— YOUR GOAL —
Filter the records down to the lines that hold the word "title", and copy each of those lines.

[Dataset records]
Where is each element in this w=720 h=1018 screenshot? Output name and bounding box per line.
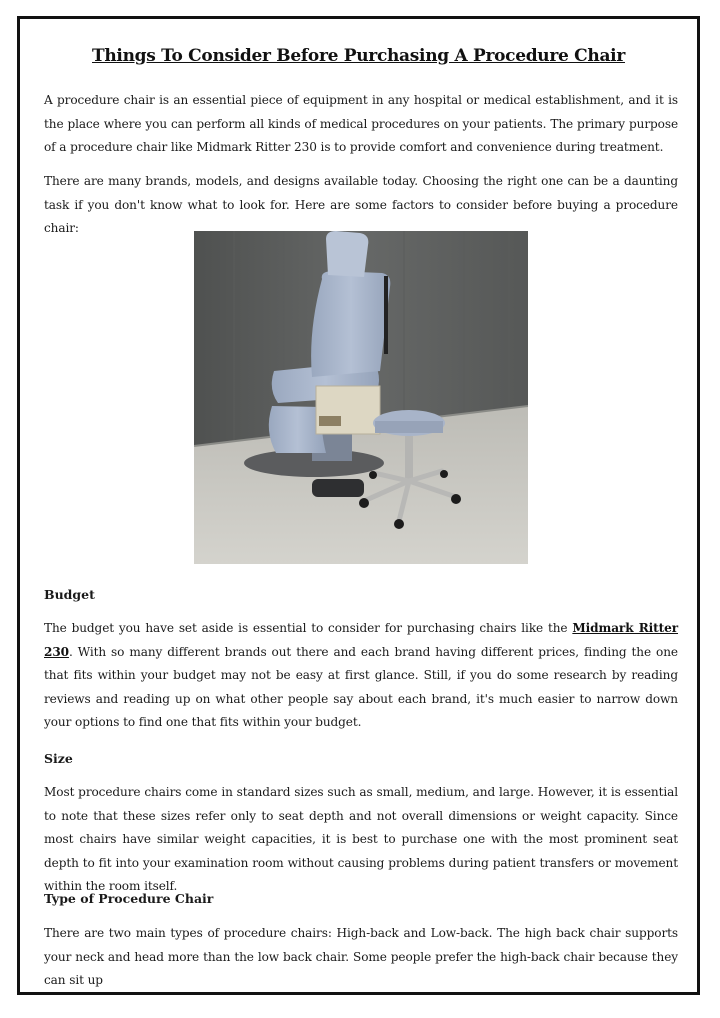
- page-frame: [17, 16, 700, 995]
- budget-heading: Budget: [44, 587, 95, 602]
- type-paragraph: There are two main types of procedure chairs: High-back and Low-back. The high back chair supports your neck and head more than the low back chair. Some people prefer the high-back chair because they can sit up: [44, 926, 678, 987]
- intro-paragraph-2: There are many brands, models, and designs available today. Choosing the right one can be a daunting task if you don't know what to look for. Here are some factors to consider before buying a procedure chair:: [44, 174, 678, 235]
- size-heading: Size: [44, 751, 73, 766]
- budget-text-after-link: . With so many different brands out there and each brand having different prices, finding the one that fits within your budget may not be easy at first glance. Still, if you do some research by reading reviews and reading up on what other people say about each brand, it's much easier to narrow down your options to find one that fits within your budget.: [44, 644, 678, 729]
- intro-paragraph-1: A procedure chair is an essential piece of equipment in any hospital or medical establishment, and it is the place where you can perform all kinds of medical procedures on your patients. The primary purpose of a procedure chair like Midmark Ritter 230 is to provide comfort and convenience during treatment.: [44, 93, 678, 154]
- procedure-chair-photo: [194, 231, 528, 564]
- budget-paragraph: [44, 617, 678, 735]
- budget-text-before-link: The budget you have set aside is essential to consider for purchasing chairs like the: [44, 621, 573, 635]
- midmark-ritter-230-link[interactable]: Midmark Ritter 230: [44, 621, 679, 659]
- size-paragraph: Most procedure chairs come in standard sizes such as small, medium, and large. However, it is essential to note that these sizes refer only to seat depth and not overall dimensions or weight capacity. Since most chairs have similar weight capacities, it is best to purchase one with the most prominent seat depth to fit into your examination room without causing problems during patient transfers or movement within the room itself.: [44, 785, 678, 893]
- type-heading: Type of Procedure Chair: [44, 891, 214, 906]
- page-title: Things To Consider Before Purchasing A Procedure Chair: [92, 46, 625, 66]
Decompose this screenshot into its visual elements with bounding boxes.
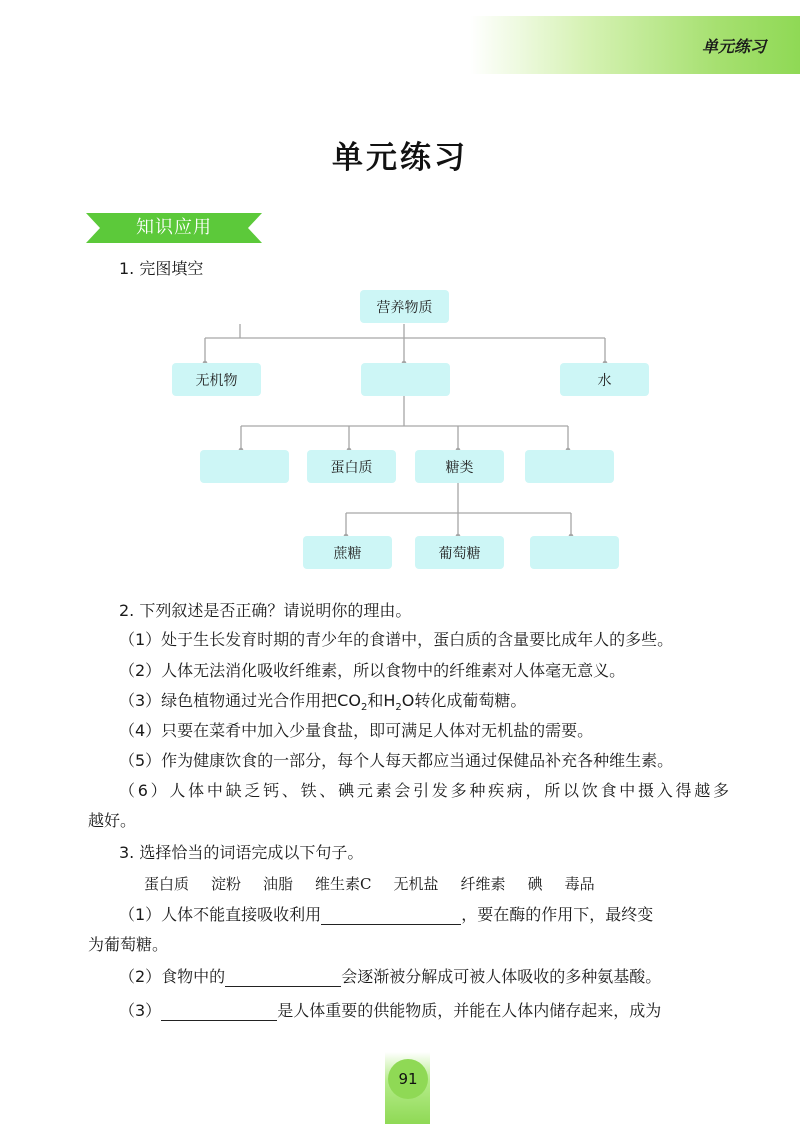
node-blank-l3[interactable]	[530, 536, 619, 569]
node-inorganic: 无机物	[172, 363, 261, 396]
answer-blank[interactable]	[161, 1002, 277, 1021]
vocab-word: 蛋白质	[144, 875, 190, 893]
question-2-item-4: （4）只要在菜肴中加入少量食盐，即可满足人体对无机盐的需要。	[119, 721, 594, 740]
running-header-title: 单元练习	[701, 37, 766, 56]
question-3-item-3: （3） 是人体重要的供能物质，并能在人体内储存起来，成为	[119, 1001, 662, 1020]
node-glucose: 葡萄糖	[415, 536, 504, 569]
vocab-word: 碘	[527, 875, 543, 893]
question-3-item-1: （1）人体不能直接吸收利用 ，要在酶的作用下，最终变	[119, 905, 654, 924]
vocab-word: 淀粉	[211, 875, 242, 893]
page-number: 91	[388, 1059, 428, 1099]
section-banner	[86, 213, 262, 243]
question-3-item-1-line2: 为葡萄糖。	[88, 935, 169, 954]
question-2-item-3: （3）绿色植物通过光合作用把$CO_2$和$H_2O$转化成葡萄糖。	[119, 691, 527, 714]
nutrient-tree-diagram	[165, 288, 635, 573]
question-1-title: 1. 完图填空	[119, 259, 204, 278]
section-banner-label: 知识应用	[136, 217, 212, 238]
page-title: 单元练习	[332, 140, 468, 176]
node-water: 水	[560, 363, 649, 396]
vocabulary-list	[144, 873, 617, 894]
vocab-word: 维生素C	[315, 875, 372, 893]
question-2-item-6-line1: （6）人体中缺乏钙、铁、碘元素会引发多种疾病，所以饮食中摄入得越多	[119, 781, 729, 800]
node-sucrose: 蔗糖	[303, 536, 392, 569]
vocab-word: 油脂	[263, 875, 294, 893]
vocab-word: 无机盐	[393, 875, 439, 893]
answer-blank[interactable]	[321, 906, 461, 925]
node-blank-l2-b[interactable]	[525, 450, 614, 483]
diagram-connectors	[165, 288, 635, 573]
question-2-item-5: （5）作为健康饮食的一部分，每个人每天都应当通过保健品补充各种维生素。	[119, 751, 674, 770]
question-3-title: 3. 选择恰当的词语完成以下句子。	[119, 843, 364, 862]
vocab-word: 纤维素	[460, 875, 506, 893]
answer-blank[interactable]	[225, 968, 341, 987]
node-blank-l2-a[interactable]	[200, 450, 289, 483]
question-3-item-2: （2）食物中的 会逐渐被分解成可被人体吸收的多种氨基酸。	[119, 967, 662, 986]
node-blank-organic[interactable]	[361, 363, 450, 396]
node-sugars: 糖类	[415, 450, 504, 483]
question-2-title: 2. 下列叙述是否正确？请说明你的理由。	[119, 601, 412, 620]
question-2-item-1: （1）处于生长发育时期的青少年的食谱中，蛋白质的含量要比成年人的多些。	[119, 630, 674, 649]
node-nutrients: 营养物质	[360, 290, 449, 323]
question-2-item-2: （2）人体无法消化吸收纤维素，所以食物中的纤维素对人体毫无意义。	[119, 661, 626, 680]
node-protein: 蛋白质	[307, 450, 396, 483]
vocab-word: 毒品	[564, 875, 595, 893]
question-2-item-6-line2: 越好。	[88, 811, 137, 830]
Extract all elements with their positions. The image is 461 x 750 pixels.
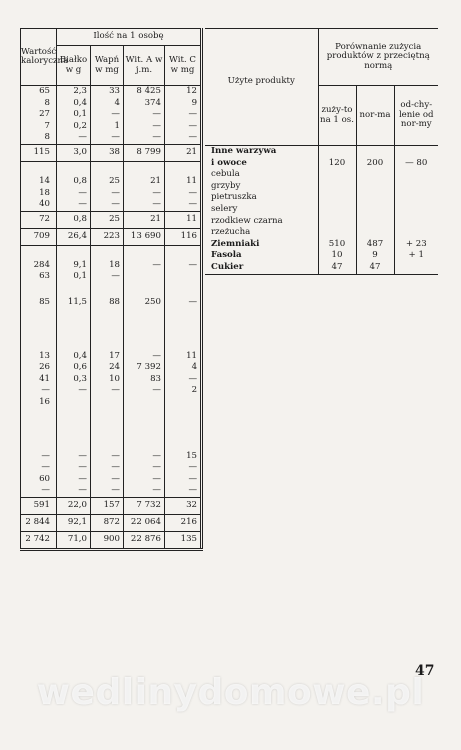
table-cell: 41 (21, 374, 57, 386)
table-cell (318, 146, 356, 158)
table-cell (356, 146, 394, 158)
table-cell: 0,1 (57, 109, 91, 121)
table-cell: + 1 (394, 250, 438, 262)
table-cell: 21 (124, 211, 165, 228)
table-cell: — (91, 109, 124, 121)
table-cell (356, 169, 394, 181)
table-cell: 26 (21, 362, 57, 374)
table-cell: — (124, 121, 165, 133)
table-cell: — (124, 188, 165, 200)
table-cell (21, 323, 57, 337)
table-cell (318, 227, 356, 239)
product-name: Inne warzywa (211, 146, 277, 156)
table-cell: 0,1 (57, 271, 91, 283)
table-cell (21, 337, 57, 351)
table-cell: 85 (21, 297, 57, 309)
table-cell (91, 323, 124, 337)
table-cell: 83 (124, 374, 165, 386)
table-cell (91, 409, 124, 423)
subtotal-row (21, 497, 202, 514)
table-cell (318, 181, 356, 193)
table-cell: 22 064 (124, 514, 165, 531)
table-cell (318, 204, 356, 216)
table-cell: 10 (318, 250, 356, 262)
table-cell: + 23 (394, 239, 438, 251)
table-cell: 200 (356, 158, 394, 170)
table-row (21, 423, 202, 437)
table-cell (91, 161, 124, 176)
header-protein: Białko w g (57, 46, 91, 86)
table-row (21, 485, 202, 497)
table-cell: 9 (191, 97, 198, 108)
table-cell: — (188, 109, 198, 120)
product-name: Fasola (211, 250, 242, 261)
table-cell: 9,1 (57, 260, 91, 272)
table-cell: — (57, 132, 91, 144)
table-cell: 27 (21, 109, 57, 121)
table-cell (356, 204, 394, 216)
table-row (21, 260, 202, 272)
table-cell: 11,5 (57, 297, 91, 309)
table-cell (165, 337, 202, 351)
subtotal-row (21, 211, 202, 228)
table-cell: — (57, 199, 91, 211)
table-cell (394, 181, 438, 193)
table-cell: — (91, 188, 124, 200)
table-row (21, 474, 202, 486)
table-cell: 11 (186, 175, 198, 186)
table-row (21, 283, 202, 297)
table-cell (394, 204, 438, 216)
header-deviation: od-chy-lenie od nor-my (394, 86, 438, 146)
table-cell (165, 283, 202, 297)
table-cell: 22,0 (57, 497, 91, 514)
table-cell: — (91, 462, 124, 474)
table-cell: 11 (186, 350, 198, 361)
table-cell: — (124, 351, 165, 363)
table-cell: — (57, 462, 91, 474)
table-cell (356, 227, 394, 239)
table-cell (57, 283, 91, 297)
table-cell: — (124, 385, 165, 397)
table-row (21, 132, 202, 144)
table-cell: — (124, 199, 165, 211)
subtotal-row (21, 144, 202, 161)
table-cell: — (91, 485, 124, 497)
table-cell (57, 409, 91, 423)
header-norm: nor-ma (356, 86, 394, 146)
table-row (21, 385, 202, 397)
table-cell: — (124, 132, 165, 144)
table-cell: 900 (91, 531, 124, 549)
table-cell: 116 (165, 228, 202, 245)
table-cell: — (21, 462, 57, 474)
table-cell: 135 (165, 531, 202, 549)
table-row (21, 86, 202, 98)
header-vitamin-a: Wit. A w j.m. (124, 46, 165, 86)
table-cell (394, 169, 438, 181)
table-cell: 120 (318, 158, 356, 170)
table-cell (57, 309, 91, 323)
table-row (21, 161, 202, 176)
table-cell: 92,1 (57, 514, 91, 531)
table-cell: 63 (21, 271, 57, 283)
product-name: rzodkiew czarna (211, 215, 283, 226)
table-cell (21, 437, 57, 451)
header-calories: Wartość kaloryczna (21, 29, 57, 86)
header-vitamin-c: Wit. C w mg (165, 46, 202, 86)
table-cell: 0,8 (57, 211, 91, 228)
nutrition-table-body (21, 86, 202, 550)
table-cell (165, 437, 202, 451)
table-cell: — (91, 271, 124, 283)
table-cell: — (188, 296, 198, 307)
subtotal-row (21, 531, 202, 549)
table-cell: 11 (165, 211, 202, 228)
table-cell (91, 283, 124, 297)
table-cell: 157 (91, 497, 124, 514)
table-cell (124, 437, 165, 451)
consumption-comparison-body (205, 146, 438, 275)
table-cell: 2 742 (21, 531, 57, 549)
table-cell: — (57, 451, 91, 463)
table-cell: — (188, 187, 198, 198)
table-cell: 284 (21, 260, 57, 272)
product-row (205, 250, 438, 262)
table-cell (394, 262, 438, 274)
table-cell: 2 844 (21, 514, 57, 531)
table-cell (21, 283, 57, 297)
table-cell (165, 309, 202, 323)
table-cell (91, 337, 124, 351)
table-cell (394, 192, 438, 204)
table-cell: 115 (21, 144, 57, 161)
table-cell: — (21, 485, 57, 497)
table-cell: 22 876 (124, 531, 165, 549)
table-cell: 65 (21, 86, 57, 98)
table-cell: — (188, 473, 198, 484)
table-cell: 4 (191, 362, 198, 373)
table-cell: 60 (21, 474, 57, 486)
table-cell (57, 245, 91, 260)
table-cell: — (188, 485, 198, 496)
table-cell (165, 245, 202, 260)
product-name: cebula (211, 169, 240, 180)
product-row (205, 204, 438, 216)
table-cell (356, 181, 394, 193)
nutrition-table (20, 28, 203, 551)
table-row (21, 121, 202, 133)
table-cell: 25 (91, 176, 124, 188)
table-cell (21, 409, 57, 423)
table-cell (21, 309, 57, 323)
table-row (21, 109, 202, 121)
table-cell: 47 (318, 262, 356, 274)
product-name: Ziemniaki (211, 238, 260, 249)
table-cell: — (91, 474, 124, 486)
table-cell (21, 161, 57, 176)
table-cell (124, 323, 165, 337)
product-row (205, 216, 438, 228)
table-cell: 0,6 (57, 362, 91, 374)
table-cell: — (124, 474, 165, 486)
table-cell: 40 (21, 199, 57, 211)
table-row (21, 409, 202, 423)
table-cell: — (124, 260, 165, 272)
table-cell (165, 271, 202, 283)
table-cell (57, 397, 91, 409)
table-cell: 21 (124, 176, 165, 188)
table-cell (356, 192, 394, 204)
table-cell: 8 799 (124, 144, 165, 161)
table-cell (394, 227, 438, 239)
table-cell: 14 (21, 176, 57, 188)
table-cell: — (57, 474, 91, 486)
table-cell (165, 323, 202, 337)
table-cell: 15 (186, 450, 198, 461)
table-cell: 72 (21, 211, 57, 228)
table-cell: — (57, 385, 91, 397)
page-number: 47 (415, 663, 435, 679)
table-cell: 591 (21, 497, 57, 514)
table-cell (124, 161, 165, 176)
table-row (21, 323, 202, 337)
header-products-used: Użyte produkty (205, 29, 318, 146)
table-cell: — (57, 188, 91, 200)
table-cell: 1 (91, 121, 124, 133)
table-cell: 709 (21, 228, 57, 245)
table-cell (91, 309, 124, 323)
table-cell: 16 (21, 397, 57, 409)
table-cell: — (188, 132, 198, 143)
table-row (21, 199, 202, 211)
table-cell: — (188, 199, 198, 210)
table-cell: 510 (318, 239, 356, 251)
table-cell: 13 690 (124, 228, 165, 245)
table-cell: — (124, 109, 165, 121)
product-row (205, 146, 438, 158)
table-cell (21, 245, 57, 260)
table-cell (91, 397, 124, 409)
table-cell: 8 (21, 98, 57, 110)
table-cell: 71,0 (57, 531, 91, 549)
table-cell (124, 397, 165, 409)
table-cell: 2,3 (57, 86, 91, 98)
table-cell: 4 (91, 98, 124, 110)
table-cell: — (91, 385, 124, 397)
table-cell: 24 (91, 362, 124, 374)
table-row (21, 297, 202, 309)
table-row (21, 271, 202, 283)
table-row (21, 176, 202, 188)
table-cell: 250 (124, 297, 165, 309)
table-cell (124, 423, 165, 437)
table-cell: 223 (91, 228, 124, 245)
table-cell: 18 (91, 260, 124, 272)
product-name: Cukier (205, 262, 318, 274)
product-row (205, 158, 438, 170)
table-cell (318, 216, 356, 228)
table-cell: — (124, 462, 165, 474)
table-cell (165, 423, 202, 437)
table-cell: 88 (91, 297, 124, 309)
table-cell: 25 (91, 211, 124, 228)
product-row (205, 192, 438, 204)
table-row (21, 188, 202, 200)
table-cell (57, 161, 91, 176)
table-cell: 26,4 (57, 228, 91, 245)
table-cell: 7 (21, 121, 57, 133)
table-row (21, 98, 202, 110)
table-cell: 0,2 (57, 121, 91, 133)
table-cell: — (91, 451, 124, 463)
table-cell: — (188, 462, 198, 473)
table-cell (124, 271, 165, 283)
subtotal-row (21, 228, 202, 245)
table-cell: 17 (91, 351, 124, 363)
table-cell: — (188, 373, 198, 384)
table-cell: 0,8 (57, 176, 91, 188)
product-row (205, 239, 438, 251)
table-row (21, 245, 202, 260)
subtotal-row (21, 514, 202, 531)
table-row (21, 397, 202, 409)
product-row (205, 227, 438, 239)
table-cell: 12 (186, 86, 198, 96)
table-cell: 47 (356, 262, 394, 274)
table-cell (57, 423, 91, 437)
table-cell: 487 (356, 239, 394, 251)
table-cell: 3,0 (57, 144, 91, 161)
table-cell: 7 732 (124, 497, 165, 514)
table-cell (57, 337, 91, 351)
table-row (21, 462, 202, 474)
table-cell: 21 (165, 144, 202, 161)
table-cell: 8 425 (124, 86, 165, 98)
product-name: grzyby (211, 180, 241, 191)
table-cell: 7 392 (124, 362, 165, 374)
table-cell (124, 409, 165, 423)
table-cell (165, 161, 202, 176)
consumption-comparison-table (205, 28, 438, 275)
table-cell: 13 (21, 351, 57, 363)
product-name: i owoce (211, 157, 247, 168)
table-cell: 33 (91, 86, 124, 98)
table-row (21, 374, 202, 386)
table-cell: 2 (191, 385, 198, 396)
table-cell (124, 337, 165, 351)
table-cell (57, 323, 91, 337)
header-used-per-person: zuży-to na 1 os. (318, 86, 356, 146)
table-cell: — (21, 385, 57, 397)
product-row (205, 262, 438, 274)
table-row (21, 337, 202, 351)
table-cell: — (91, 199, 124, 211)
table-cell: — (124, 485, 165, 497)
table-cell: 216 (165, 514, 202, 531)
table-cell: 872 (91, 514, 124, 531)
table-cell (91, 437, 124, 451)
table-cell: 32 (165, 497, 202, 514)
table-cell: 0,4 (57, 98, 91, 110)
table-cell (91, 423, 124, 437)
table-cell: 374 (124, 98, 165, 110)
table-cell (91, 245, 124, 260)
table-cell (165, 397, 202, 409)
header-comparison: Porównanie zużycia produktów z przeciętną normą (318, 29, 438, 86)
table-cell (124, 245, 165, 260)
watermark: wedlinydomowe.pl (36, 672, 425, 713)
table-cell: — 80 (394, 158, 438, 170)
table-cell (318, 169, 356, 181)
table-cell: 9 (356, 250, 394, 262)
table-row (21, 309, 202, 323)
table-cell (124, 283, 165, 297)
table-cell (165, 409, 202, 423)
table-cell (356, 216, 394, 228)
table-cell: — (57, 485, 91, 497)
table-cell: — (188, 120, 198, 131)
product-name: rzeżucha (211, 227, 251, 238)
table-cell: 10 (91, 374, 124, 386)
table-cell: — (21, 451, 57, 463)
table-row (21, 362, 202, 374)
table-cell: 38 (91, 144, 124, 161)
product-name: pietruszka (211, 192, 257, 203)
header-calcium: Wapń w mg (91, 46, 124, 86)
table-cell: — (91, 132, 124, 144)
table-cell (318, 192, 356, 204)
header-amount-per-person: Ilość na 1 osobę (57, 29, 202, 46)
table-cell (124, 309, 165, 323)
table-cell (21, 423, 57, 437)
table-cell (57, 437, 91, 451)
product-row (205, 181, 438, 193)
table-cell: — (124, 451, 165, 463)
table-row (21, 451, 202, 463)
table-cell: 18 (21, 188, 57, 200)
table-cell: 8 (21, 132, 57, 144)
product-row (205, 169, 438, 181)
product-name: selery (211, 203, 238, 214)
table-cell: — (188, 259, 198, 270)
table-cell (394, 216, 438, 228)
table-row (21, 351, 202, 363)
table-cell: 0,4 (57, 351, 91, 363)
table-row (21, 437, 202, 451)
table-cell (394, 146, 438, 158)
table-cell: 0,3 (57, 374, 91, 386)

— RESULT OF THIS TASK —
- page-title: Things To Consider Before Purchasing A Procedure Chair: [92, 46, 625, 66]
running-header-title: 单元练习	[701, 37, 766, 56]
question-1-title: 1. 完图填空	[119, 259, 204, 278]
page-title: 单元练习	[332, 140, 468, 176]
question-3-title: 3. 选择恰当的词语完成以下句子。	[119, 843, 364, 862]
question-2-title: 2. 下列叙述是否正确？请说明你的理由。	[119, 601, 412, 620]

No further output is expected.